<<<<

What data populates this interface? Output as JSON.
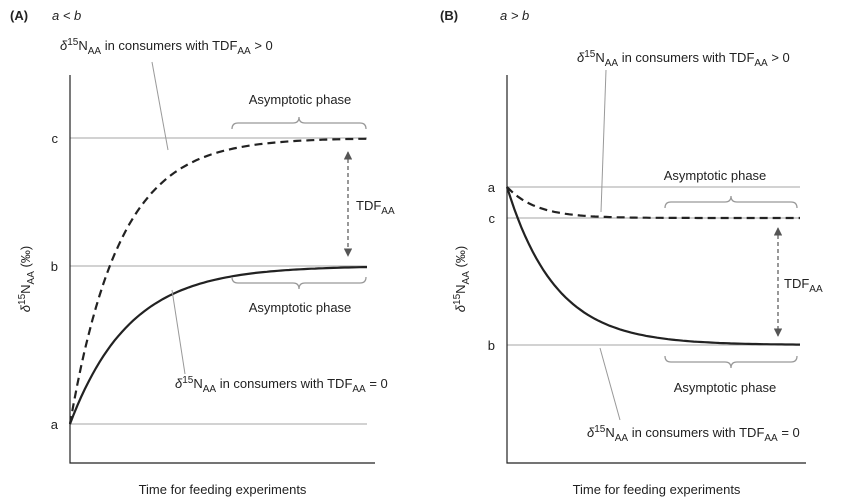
{
  "panels": [
    {
      "tag": "(A)",
      "condition": "a < b",
      "y_axis_label": {
        "delta": "δ",
        "sup": "15",
        "n": "N",
        "sub": "AA",
        "unit": " (‰)"
      },
      "x_axis_label": "Time for feeding experiments",
      "levels": [
        "c",
        "b",
        "a"
      ],
      "upper_note": {
        "delta": "δ",
        "sup": "15",
        "n": "N",
        "sub": "AA",
        "mid": " in consumers with TDF",
        "sub2": "AA",
        "post": " > 0"
      },
      "lower_note": {
        "delta": "δ",
        "sup": "15",
        "n": "N",
        "sub": "AA",
        "mid": " in consumers with TDF",
        "sub2": "AA",
        "post": " = 0"
      },
      "upper_phase": "Asymptotic phase",
      "lower_phase": "Asymptotic phase",
      "tdf": {
        "text": "TDF",
        "sub": "AA"
      }
    },
    {
      "tag": "(B)",
      "condition": "a > b",
      "y_axis_label": {
        "delta": "δ",
        "sup": "15",
        "n": "N",
        "sub": "AA",
        "unit": " (‰)"
      },
      "x_axis_label": "Time for feeding experiments",
      "levels": [
        "a",
        "c",
        "b"
      ],
      "upper_note": {
        "delta": "δ",
        "sup": "15",
        "n": "N",
        "sub": "AA",
        "mid": " in consumers with TDF",
        "sub2": "AA",
        "post": " > 0"
      },
      "lower_note": {
        "delta": "δ",
        "sup": "15",
        "n": "N",
        "sub": "AA",
        "mid": " in consumers with TDF",
        "sub2": "AA",
        "post": " = 0"
      },
      "upper_phase": "Asymptotic phase",
      "lower_phase": "Asymptotic phase",
      "tdf": {
        "text": "TDF",
        "sub": "AA"
      }
    }
  ]
}
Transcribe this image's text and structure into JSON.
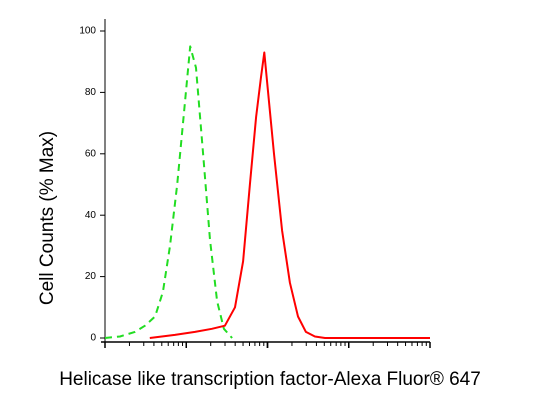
{
  "chart_data": {
    "type": "line",
    "xlabel": "Helicase like transcription factor-Alexa Fluor® 647",
    "ylabel": "Cell Counts (% Max)",
    "xlim": [
      0,
      100
    ],
    "ylim": [
      0,
      100
    ],
    "yticks": [
      0,
      20,
      40,
      60,
      80,
      100
    ],
    "series": [
      {
        "color": "#22dd22",
        "dash": true,
        "x": [
          0,
          4.6,
          9.2,
          12.3,
          15.4,
          17.8,
          20,
          22.2,
          24,
          26.2,
          28,
          30.2,
          32.3,
          34.5,
          36.6,
          39.1
        ],
        "values": [
          0,
          0.5,
          2,
          4,
          7,
          15,
          30,
          50,
          70,
          95,
          88,
          60,
          32,
          12,
          3,
          0
        ]
      },
      {
        "color": "#ff0000",
        "dash": false,
        "x": [
          13.8,
          21.5,
          27.7,
          32.9,
          36.9,
          40,
          42.5,
          44.6,
          46.5,
          48,
          49,
          50.2,
          52,
          54.5,
          56.9,
          59.4,
          61.8,
          64.6,
          67.7,
          100
        ],
        "values": [
          0,
          1,
          2,
          3,
          4,
          10,
          25,
          50,
          72,
          85,
          93,
          80,
          60,
          35,
          18,
          7,
          2,
          0.5,
          0,
          0
        ]
      }
    ]
  }
}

>>>>

### DIRECTIONS
Gather every line from the listing above in which the word "JSON" appears.

### WRITTEN ANSWER
What data populates this interface? Output as JSON.
Transcribe this image's text and structure into JSON.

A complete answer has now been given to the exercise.